#### COMPLETE O SEGUINTE:
1. Responda, com base no texto sobre o fascismo e o grande capital:
(a) Entre 1929 e 1941, quanto caiu nos EUA a fatia de renda total dos 5% de unidades consumidoras do topo?
(b) Em quais estratos da sociedade o fascismo surgiu?
(c) Sob o fascismo, contra quem o Estado não tem limites para atuar?
2. Segundo o texto sobre o fascismo e o grande capital, por que o fascismo representou para o grande capital uma possibilidade de organizar a sociedade? Responda em até três frases.
3. Prossiga o texto sobre o fascismo e o grande capital a partir da última frase apresentada.

##### FONTE

Por mais antiliberal que o fascismo seja, ele não é anticapitalista. Dessa forma, para o grande capital, o fascismo representou e representa uma possibilidade de organizar a sociedade. Sob o fascismo, o Estado não tem limites para atuar contra os que se oponham aos interesses dominantes (BOTTOMORE, 2012a; HOBSBAWM, 2013; MONIZ BANDEIRA, 2016; PASSMORE, 2002; STANLEY, 2018).

O fascismo teve algumas grandes vantagens para o capital, em relação aos outros regimes. Primeiro, eliminou ou derrotou a revolução social esquerdista, e na verdade pareceu ser o principal baluarte contra ela. Segundo, eliminou os sindicatos e outras limitações aos direitos dos empresários de administrar sua força de trabalho. Terceiro, a destruição dos movimentos trabalhistas ajudou a assegurar uma solução extremamente favorável da Depressão para o capital. Enquanto nos EUA os 5% de unidades consumidoras do topo viram entre 1929 e 1941 sua fatia de renda total (nacional) cair 20%, [...] na Alemanha os 5% do topo ganharam 15% durante o mesmo período. Finalmente, o fascismo foi eficiente na dinamização e modernização das economias industriais (HOBSBAWM, 2013, p. 132).

Com efeito, o fascismo mostrou-se à grande burguesia como a mais funcional e lucrativa das alternativas à crise. Entretanto, há que se registrar que o fascismo seguiu caminho oposto ao das outras ideologias de direita. O liberalismo e o conservadorismo foram concebidos, atualizados e propagados desde os estratos superiores das sociedades e foram ganhando aos poucos os intermediários. Já o fascismo surgiu nos estratos intermediários e foi ganhando adeptos nos superiores. Quando a burguesia industrial apadrinha o fascismo, este já mobilizava uma parcela expressiva, ainda que minoritária, da população, notadamente, a pequena burguesia, os segmentos inferiores do funcionalismo público e as camadas inferiores da classe média em geral.

##########
##### INFORMAÇÕES EXIBIDAS

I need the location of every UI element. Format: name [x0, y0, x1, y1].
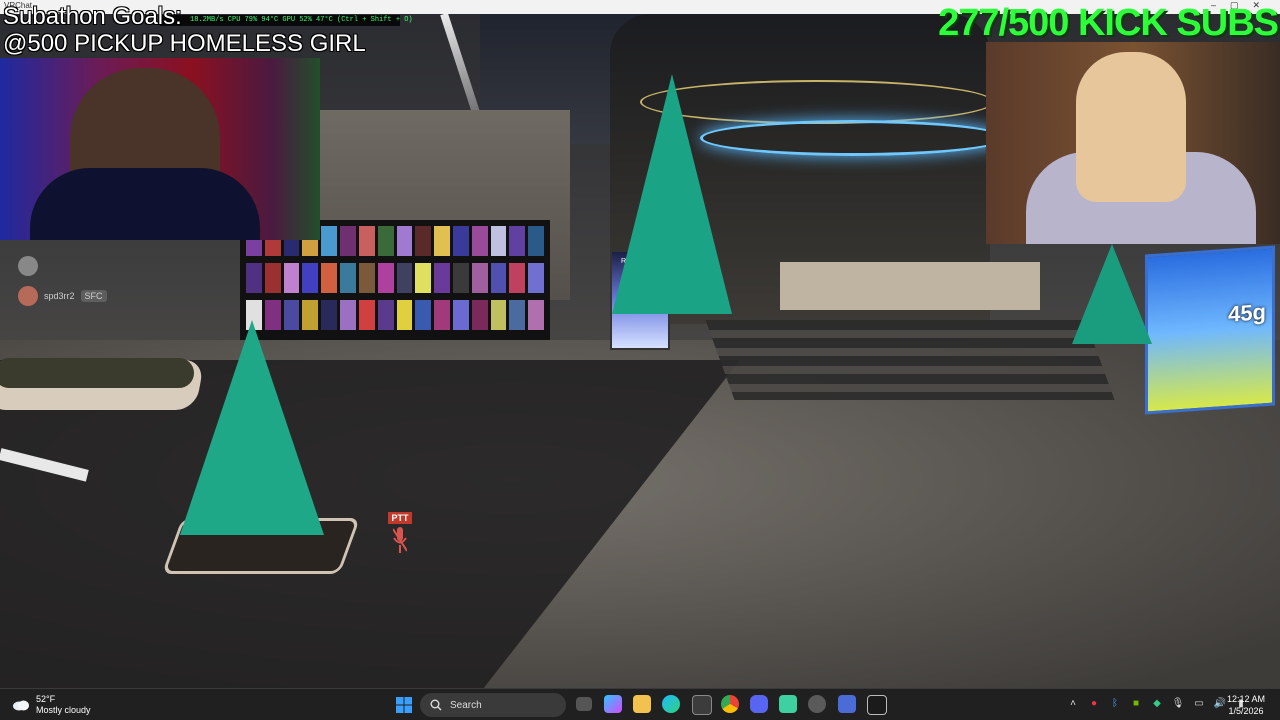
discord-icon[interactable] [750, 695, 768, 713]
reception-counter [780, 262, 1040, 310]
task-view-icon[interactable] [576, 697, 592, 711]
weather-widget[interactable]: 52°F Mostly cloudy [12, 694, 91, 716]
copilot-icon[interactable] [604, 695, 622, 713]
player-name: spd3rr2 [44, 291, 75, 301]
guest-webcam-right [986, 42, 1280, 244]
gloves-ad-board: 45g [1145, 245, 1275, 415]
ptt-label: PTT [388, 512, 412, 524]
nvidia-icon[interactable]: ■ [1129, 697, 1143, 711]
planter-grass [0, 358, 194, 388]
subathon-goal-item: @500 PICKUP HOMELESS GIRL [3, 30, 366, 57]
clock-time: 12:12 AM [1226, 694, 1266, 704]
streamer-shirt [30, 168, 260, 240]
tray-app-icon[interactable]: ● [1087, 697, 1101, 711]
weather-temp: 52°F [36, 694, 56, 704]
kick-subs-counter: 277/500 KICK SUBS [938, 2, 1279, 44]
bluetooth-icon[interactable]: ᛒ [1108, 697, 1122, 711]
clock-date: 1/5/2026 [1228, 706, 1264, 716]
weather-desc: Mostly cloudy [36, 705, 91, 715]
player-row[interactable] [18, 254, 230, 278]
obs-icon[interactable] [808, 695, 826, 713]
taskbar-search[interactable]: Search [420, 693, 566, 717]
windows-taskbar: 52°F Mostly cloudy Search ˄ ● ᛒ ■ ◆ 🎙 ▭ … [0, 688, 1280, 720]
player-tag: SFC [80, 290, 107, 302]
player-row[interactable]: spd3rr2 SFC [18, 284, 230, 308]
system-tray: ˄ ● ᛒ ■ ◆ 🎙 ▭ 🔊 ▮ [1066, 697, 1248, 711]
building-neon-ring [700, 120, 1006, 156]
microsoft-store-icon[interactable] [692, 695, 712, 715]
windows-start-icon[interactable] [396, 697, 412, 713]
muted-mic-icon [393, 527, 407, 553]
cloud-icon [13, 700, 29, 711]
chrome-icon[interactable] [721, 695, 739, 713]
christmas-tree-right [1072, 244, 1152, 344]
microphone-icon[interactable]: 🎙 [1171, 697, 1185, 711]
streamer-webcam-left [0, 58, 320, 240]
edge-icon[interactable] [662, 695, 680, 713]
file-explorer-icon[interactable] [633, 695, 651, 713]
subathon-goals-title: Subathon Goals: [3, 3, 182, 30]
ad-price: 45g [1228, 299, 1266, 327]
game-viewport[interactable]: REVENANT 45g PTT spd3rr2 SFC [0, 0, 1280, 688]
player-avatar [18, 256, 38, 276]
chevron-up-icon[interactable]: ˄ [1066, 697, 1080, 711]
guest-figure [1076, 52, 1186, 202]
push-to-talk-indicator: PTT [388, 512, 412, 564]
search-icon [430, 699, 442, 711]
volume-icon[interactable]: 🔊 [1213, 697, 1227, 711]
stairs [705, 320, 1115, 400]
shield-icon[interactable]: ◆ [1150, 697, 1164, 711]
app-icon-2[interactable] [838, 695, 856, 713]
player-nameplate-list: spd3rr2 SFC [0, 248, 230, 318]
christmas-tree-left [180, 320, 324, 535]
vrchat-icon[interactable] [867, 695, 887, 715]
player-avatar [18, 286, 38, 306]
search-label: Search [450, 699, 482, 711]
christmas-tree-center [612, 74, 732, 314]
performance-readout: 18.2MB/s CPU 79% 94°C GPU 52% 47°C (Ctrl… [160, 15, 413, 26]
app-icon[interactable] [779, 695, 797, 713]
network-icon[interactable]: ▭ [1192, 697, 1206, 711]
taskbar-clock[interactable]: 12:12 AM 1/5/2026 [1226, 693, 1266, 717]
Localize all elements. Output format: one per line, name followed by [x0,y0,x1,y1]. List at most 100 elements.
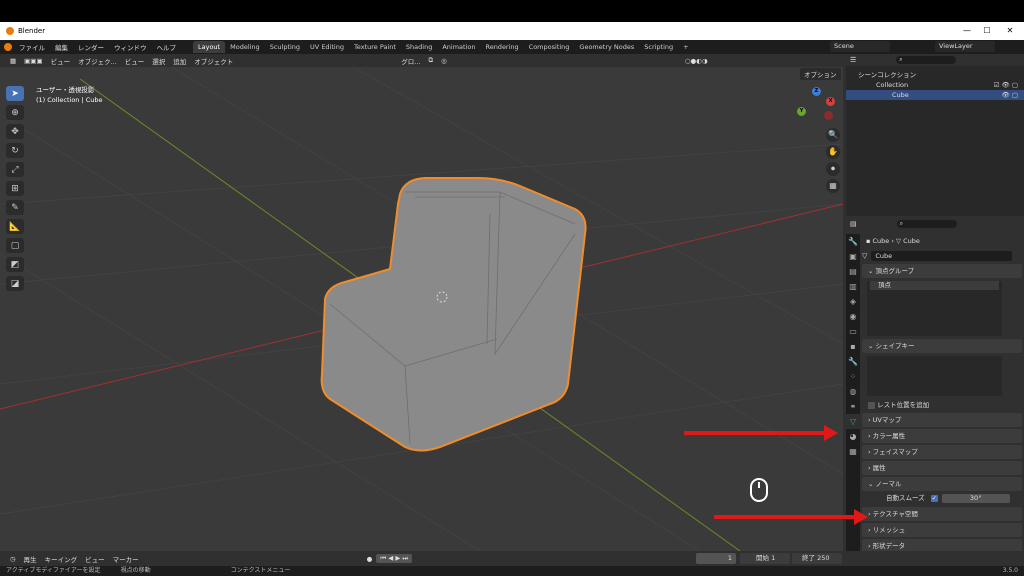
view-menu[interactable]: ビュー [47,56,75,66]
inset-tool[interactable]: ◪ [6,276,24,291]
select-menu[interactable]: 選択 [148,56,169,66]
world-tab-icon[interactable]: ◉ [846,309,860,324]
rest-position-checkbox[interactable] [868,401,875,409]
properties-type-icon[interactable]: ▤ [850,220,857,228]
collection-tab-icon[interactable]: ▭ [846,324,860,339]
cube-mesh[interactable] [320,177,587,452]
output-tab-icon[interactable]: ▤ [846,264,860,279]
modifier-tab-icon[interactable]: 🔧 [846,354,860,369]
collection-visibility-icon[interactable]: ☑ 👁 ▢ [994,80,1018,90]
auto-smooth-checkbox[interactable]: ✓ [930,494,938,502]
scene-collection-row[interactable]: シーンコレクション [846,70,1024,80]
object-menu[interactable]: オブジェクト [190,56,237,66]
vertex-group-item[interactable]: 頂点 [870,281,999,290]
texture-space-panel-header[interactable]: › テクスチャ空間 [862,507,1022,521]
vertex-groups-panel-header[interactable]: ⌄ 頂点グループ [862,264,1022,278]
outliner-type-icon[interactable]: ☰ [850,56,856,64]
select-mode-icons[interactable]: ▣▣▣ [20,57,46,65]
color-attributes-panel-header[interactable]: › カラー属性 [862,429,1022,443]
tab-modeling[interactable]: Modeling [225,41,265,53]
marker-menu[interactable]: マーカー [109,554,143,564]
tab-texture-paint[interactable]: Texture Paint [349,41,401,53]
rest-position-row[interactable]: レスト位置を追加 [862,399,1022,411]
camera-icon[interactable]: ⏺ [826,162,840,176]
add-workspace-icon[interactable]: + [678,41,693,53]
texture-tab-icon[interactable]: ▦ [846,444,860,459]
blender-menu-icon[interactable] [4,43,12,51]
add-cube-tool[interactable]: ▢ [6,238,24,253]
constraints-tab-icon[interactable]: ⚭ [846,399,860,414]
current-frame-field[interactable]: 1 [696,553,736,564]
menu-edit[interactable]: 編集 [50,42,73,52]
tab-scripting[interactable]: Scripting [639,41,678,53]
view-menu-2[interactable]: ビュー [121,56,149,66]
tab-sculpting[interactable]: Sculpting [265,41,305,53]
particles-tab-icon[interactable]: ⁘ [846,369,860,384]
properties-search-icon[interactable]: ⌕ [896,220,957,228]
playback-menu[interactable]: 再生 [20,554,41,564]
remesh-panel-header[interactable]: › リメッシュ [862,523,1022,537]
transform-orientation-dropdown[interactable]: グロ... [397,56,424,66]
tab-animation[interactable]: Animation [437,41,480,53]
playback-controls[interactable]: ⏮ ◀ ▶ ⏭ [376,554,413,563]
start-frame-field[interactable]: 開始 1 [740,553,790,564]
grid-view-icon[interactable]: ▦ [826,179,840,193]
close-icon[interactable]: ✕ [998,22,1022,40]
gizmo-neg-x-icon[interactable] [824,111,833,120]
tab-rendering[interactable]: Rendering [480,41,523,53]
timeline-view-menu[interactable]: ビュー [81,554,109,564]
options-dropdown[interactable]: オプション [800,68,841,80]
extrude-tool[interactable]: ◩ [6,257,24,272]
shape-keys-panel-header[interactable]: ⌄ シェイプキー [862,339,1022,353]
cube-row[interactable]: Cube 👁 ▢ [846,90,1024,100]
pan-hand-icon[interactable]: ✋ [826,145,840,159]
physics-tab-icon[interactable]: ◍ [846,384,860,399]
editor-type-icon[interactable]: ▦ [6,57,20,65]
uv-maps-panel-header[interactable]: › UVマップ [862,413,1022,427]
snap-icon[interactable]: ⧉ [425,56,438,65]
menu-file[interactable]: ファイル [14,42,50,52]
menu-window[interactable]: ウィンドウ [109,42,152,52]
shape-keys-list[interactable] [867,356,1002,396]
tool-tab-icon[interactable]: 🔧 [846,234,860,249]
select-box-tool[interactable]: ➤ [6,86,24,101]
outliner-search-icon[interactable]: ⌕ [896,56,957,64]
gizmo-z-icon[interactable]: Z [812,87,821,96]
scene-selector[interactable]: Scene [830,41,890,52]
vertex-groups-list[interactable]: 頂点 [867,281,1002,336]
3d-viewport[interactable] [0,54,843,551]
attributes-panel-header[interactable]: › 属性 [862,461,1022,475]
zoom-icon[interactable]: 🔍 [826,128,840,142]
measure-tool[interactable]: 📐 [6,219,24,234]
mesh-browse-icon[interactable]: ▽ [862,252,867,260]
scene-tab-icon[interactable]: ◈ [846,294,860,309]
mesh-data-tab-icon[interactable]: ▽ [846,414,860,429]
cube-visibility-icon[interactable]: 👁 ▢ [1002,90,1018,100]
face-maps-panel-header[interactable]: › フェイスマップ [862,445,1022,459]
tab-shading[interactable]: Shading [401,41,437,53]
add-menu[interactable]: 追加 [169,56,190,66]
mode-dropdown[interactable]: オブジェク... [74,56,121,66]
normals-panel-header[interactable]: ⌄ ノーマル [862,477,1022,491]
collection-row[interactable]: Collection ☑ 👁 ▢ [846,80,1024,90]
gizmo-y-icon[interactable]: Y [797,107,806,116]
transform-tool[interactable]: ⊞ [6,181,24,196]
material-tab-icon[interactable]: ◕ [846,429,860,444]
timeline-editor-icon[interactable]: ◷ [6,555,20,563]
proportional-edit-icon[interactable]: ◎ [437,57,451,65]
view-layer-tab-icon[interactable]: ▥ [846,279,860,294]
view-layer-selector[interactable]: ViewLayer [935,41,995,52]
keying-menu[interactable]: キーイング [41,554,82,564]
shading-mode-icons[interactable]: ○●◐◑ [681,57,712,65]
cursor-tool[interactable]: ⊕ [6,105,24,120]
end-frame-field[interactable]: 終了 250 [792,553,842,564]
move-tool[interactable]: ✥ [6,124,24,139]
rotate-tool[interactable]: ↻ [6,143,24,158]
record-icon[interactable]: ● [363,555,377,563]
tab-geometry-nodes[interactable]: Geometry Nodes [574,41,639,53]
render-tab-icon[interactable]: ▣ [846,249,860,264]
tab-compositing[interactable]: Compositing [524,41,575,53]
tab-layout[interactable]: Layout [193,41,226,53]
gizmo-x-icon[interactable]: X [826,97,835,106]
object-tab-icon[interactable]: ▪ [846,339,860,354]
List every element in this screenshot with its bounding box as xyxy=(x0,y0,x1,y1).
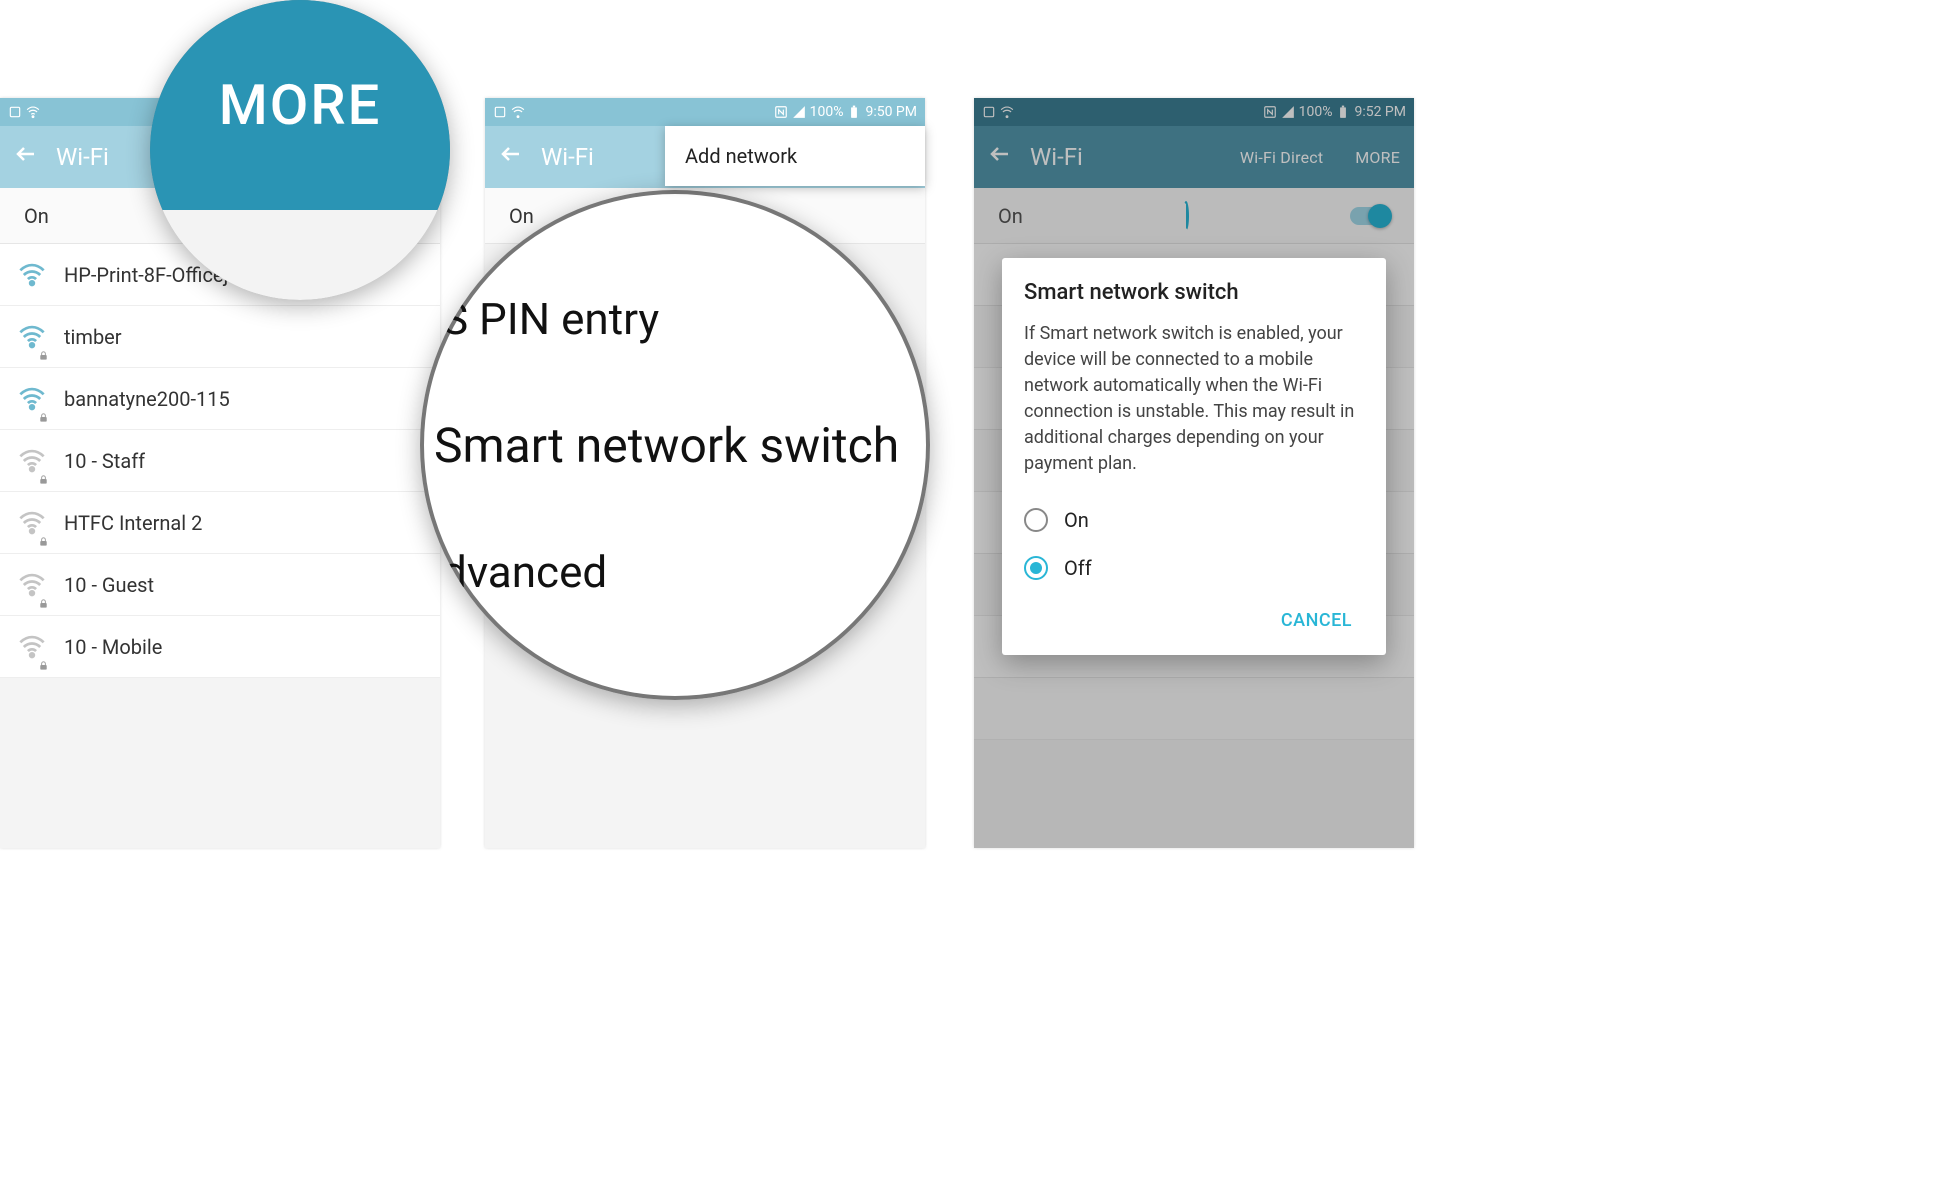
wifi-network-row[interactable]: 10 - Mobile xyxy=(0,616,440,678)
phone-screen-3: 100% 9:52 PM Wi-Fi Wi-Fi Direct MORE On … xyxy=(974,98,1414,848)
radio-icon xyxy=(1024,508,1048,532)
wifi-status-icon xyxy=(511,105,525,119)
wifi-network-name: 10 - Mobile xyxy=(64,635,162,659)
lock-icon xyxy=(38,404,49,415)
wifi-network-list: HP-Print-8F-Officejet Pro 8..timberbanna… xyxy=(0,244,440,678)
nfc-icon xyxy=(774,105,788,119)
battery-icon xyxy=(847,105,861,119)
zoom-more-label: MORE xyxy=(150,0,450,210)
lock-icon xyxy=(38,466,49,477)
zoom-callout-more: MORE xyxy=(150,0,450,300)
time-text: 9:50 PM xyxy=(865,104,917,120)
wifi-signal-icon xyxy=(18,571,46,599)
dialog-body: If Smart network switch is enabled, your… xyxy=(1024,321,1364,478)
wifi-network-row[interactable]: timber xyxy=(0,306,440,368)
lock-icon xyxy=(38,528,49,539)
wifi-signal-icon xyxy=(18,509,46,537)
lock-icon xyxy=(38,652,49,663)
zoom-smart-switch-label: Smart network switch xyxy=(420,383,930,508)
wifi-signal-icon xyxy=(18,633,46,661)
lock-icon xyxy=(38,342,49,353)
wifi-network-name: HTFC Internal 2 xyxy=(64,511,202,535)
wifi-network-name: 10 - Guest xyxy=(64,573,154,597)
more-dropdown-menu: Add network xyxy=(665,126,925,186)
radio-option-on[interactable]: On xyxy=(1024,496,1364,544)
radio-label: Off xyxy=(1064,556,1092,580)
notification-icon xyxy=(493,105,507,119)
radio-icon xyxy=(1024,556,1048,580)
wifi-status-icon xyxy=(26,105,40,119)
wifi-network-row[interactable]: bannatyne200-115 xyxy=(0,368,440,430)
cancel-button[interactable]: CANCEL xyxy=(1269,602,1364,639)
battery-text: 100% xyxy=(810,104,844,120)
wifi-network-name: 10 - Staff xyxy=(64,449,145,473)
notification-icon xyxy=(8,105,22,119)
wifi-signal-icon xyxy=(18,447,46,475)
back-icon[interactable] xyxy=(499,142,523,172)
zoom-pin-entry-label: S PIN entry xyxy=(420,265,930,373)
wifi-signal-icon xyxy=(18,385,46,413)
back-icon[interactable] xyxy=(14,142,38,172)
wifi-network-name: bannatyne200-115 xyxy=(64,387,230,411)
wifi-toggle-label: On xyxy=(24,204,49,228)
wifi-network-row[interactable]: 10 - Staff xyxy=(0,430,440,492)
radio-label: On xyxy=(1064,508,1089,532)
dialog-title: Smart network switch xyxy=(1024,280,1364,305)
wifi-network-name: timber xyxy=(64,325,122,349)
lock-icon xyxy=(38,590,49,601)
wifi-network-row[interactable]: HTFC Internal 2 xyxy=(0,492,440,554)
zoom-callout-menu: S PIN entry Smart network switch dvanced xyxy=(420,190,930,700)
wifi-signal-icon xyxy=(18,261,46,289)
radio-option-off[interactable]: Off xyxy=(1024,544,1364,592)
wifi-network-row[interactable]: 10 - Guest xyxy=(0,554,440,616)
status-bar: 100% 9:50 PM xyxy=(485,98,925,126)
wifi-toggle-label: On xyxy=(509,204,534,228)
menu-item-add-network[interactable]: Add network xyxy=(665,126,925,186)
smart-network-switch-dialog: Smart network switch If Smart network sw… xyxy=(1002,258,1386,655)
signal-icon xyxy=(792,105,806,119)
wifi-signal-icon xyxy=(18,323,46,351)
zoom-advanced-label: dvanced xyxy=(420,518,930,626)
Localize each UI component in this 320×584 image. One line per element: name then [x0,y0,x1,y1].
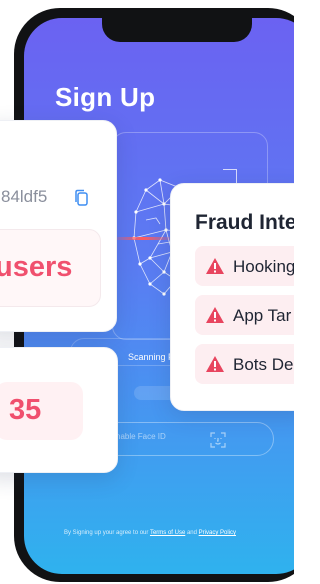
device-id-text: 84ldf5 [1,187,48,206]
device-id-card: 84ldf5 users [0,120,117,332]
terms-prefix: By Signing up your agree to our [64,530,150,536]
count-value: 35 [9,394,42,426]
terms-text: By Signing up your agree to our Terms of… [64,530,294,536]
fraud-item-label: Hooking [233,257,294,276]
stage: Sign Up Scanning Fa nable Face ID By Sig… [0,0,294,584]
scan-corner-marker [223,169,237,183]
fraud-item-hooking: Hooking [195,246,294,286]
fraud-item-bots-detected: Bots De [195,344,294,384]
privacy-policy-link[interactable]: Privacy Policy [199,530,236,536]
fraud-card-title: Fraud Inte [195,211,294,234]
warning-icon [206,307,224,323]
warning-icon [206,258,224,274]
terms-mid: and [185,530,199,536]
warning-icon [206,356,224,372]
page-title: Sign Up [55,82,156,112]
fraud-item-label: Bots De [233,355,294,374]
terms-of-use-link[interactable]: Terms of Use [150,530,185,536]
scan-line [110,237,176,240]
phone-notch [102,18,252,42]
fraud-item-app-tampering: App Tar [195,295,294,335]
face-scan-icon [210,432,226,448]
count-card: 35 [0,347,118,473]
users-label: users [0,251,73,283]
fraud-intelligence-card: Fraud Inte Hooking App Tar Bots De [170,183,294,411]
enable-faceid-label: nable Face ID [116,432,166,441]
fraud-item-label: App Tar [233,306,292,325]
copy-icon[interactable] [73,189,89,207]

##########

#### RESPOSTAS EM ORDEM:
1.
(a) 20%.
(b) Nos estratos intermediários.
(c) Contra os que se oponham aos interesses dominantes.

2. Porque, por mais antiliberal que seja, o fascismo não é anticapitalista. Além disso, sob o fascismo o Estado não tem limites para atuar contra os que se oponham aos interesses dominantes.

3.
A esse respeito, Clara Zetkin (2019) observou a relação do fascismo tanto com as massas quanto com a burguesia. O fascismo serviu de “asilo aos desabrigados políticos”, às massas que não mais acreditavam na democracia representativa como mecanismo para solucionar a catástrofe econômica e social instalada pela crise que se abatia sobre a Itália já antes da crise de 1929. Todavia, a autora pontua que

Desde o início, a burguesia compreendeu nitidamente a situação e, dessa forma, a vantagem que ela pode obter com o fascismo. O que quer a burguesia? Ela está empenhada na reconstrução da economia capitalista, ou seja, na manutenção de sua dominação de classe. Sob as atuais circunstâncias, a pré-condição para atingir esse objetivo é uma intensificação e um crescimento consideráveis da exploração e opressão sobre a classe trabalhadora.

A burguesia está inteiramente ciente de que sozinha ela não possui os instrumentos de poder necessários para impor esse destino aos explorados (ZETKIN, 2019, p. 26).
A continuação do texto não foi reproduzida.